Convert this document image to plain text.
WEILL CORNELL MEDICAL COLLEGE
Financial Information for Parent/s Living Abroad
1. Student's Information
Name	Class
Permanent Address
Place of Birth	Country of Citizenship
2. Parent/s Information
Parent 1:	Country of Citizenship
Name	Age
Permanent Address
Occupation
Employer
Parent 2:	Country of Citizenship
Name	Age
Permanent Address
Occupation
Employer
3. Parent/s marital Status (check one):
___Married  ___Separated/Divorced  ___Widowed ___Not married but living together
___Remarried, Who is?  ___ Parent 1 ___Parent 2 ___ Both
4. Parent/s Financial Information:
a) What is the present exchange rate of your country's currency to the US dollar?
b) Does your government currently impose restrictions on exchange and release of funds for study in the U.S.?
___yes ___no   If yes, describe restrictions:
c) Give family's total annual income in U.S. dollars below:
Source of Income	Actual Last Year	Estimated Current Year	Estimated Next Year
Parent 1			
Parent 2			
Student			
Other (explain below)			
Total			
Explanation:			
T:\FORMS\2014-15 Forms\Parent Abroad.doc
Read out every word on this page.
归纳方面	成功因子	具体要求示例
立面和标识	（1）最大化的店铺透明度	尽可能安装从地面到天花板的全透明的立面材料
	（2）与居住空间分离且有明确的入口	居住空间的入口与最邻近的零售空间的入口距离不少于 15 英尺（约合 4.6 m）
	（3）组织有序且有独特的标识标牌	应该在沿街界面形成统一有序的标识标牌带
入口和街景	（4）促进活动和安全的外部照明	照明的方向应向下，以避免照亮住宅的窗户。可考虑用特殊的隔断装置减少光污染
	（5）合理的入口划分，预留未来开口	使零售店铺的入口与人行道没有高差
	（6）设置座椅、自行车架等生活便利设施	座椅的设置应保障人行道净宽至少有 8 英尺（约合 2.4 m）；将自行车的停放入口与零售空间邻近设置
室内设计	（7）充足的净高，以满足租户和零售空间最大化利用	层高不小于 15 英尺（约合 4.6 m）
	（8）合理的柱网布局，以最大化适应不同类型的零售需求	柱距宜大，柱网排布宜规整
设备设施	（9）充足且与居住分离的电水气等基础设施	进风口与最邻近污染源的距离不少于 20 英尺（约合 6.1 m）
----
> EXERCISE
Please reproduce each record precisely as written.

> SOLVED EXERCISE
Convert this document image to plain text.
WEILL CORNELL MEDICAL COLLEGE
Financial Information for Parent/s Living Abroad
1. Student's Information
Name	Class
Permanent Address
Place of Birth	Country of Citizenship
2. Parent/s Information
Parent 1:	Country of Citizenship
Name	Age
Permanent Address
Occupation
Employer
Parent 2:	Country of Citizenship
Name	Age
Permanent Address
Occupation
Employer
3. Parent/s marital Status (check one):
___Married  ___Separated/Divorced  ___Widowed ___Not married but living together
___Remarried, Who is?  ___ Parent 1 ___Parent 2 ___ Both
4. Parent/s Financial Information:
a) What is the present exchange rate of your country's currency to the US dollar?
b) Does your government currently impose restrictions on exchange and release of funds for study in the U.S.?
___yes ___no   If yes, describe restrictions:
c) Give family's total annual income in U.S. dollars below:
Source of Income	Actual Last Year	Estimated Current Year	Estimated Next Year
Parent 1			
Parent 2			
Student			
Other (explain below)			
Total			
Explanation:			
T:\FORMS\2014-15 Forms\Parent Abroad.doc
Read out every word on this page.
归纳方面	成功因子	具体要求示例
立面和标识	（1）最大化的店铺透明度	尽可能安装从地面到天花板的全透明的立面材料
	（2）与居住空间分离且有明确的入口	居住空间的入口与最邻近的零售空间的入口距离不少于 15 英尺（约合 4.6 m）
	（3）组织有序且有独特的标识标牌	应该在沿街界面形成统一有序的标识标牌带
入口和街景	（4）促进活动和安全的外部照明	照明的方向应向下，以避免照亮住宅的窗户。可考虑用特殊的隔断装置减少光污染
	（5）合理的入口划分，预留未来开口	使零售店铺的入口与人行道没有高差
	（6）设置座椅、自行车架等生活便利设施	座椅的设置应保障人行道净宽至少有 8 英尺（约合 2.4 m）；将自行车的停放入口与零售空间邻近设置
室内设计	（7）充足的净高，以满足租户和零售空间最大化利用	层高不小于 15 英尺（约合 4.6 m）
	（8）合理的柱网布局，以最大化适应不同类型的零售需求	柱距宜大，柱网排布宜规整
设备设施	（9）充足且与居住分离的电水气等基础设施	进风口与最邻近污染源的距离不少于 20 英尺（约合 6.1 m）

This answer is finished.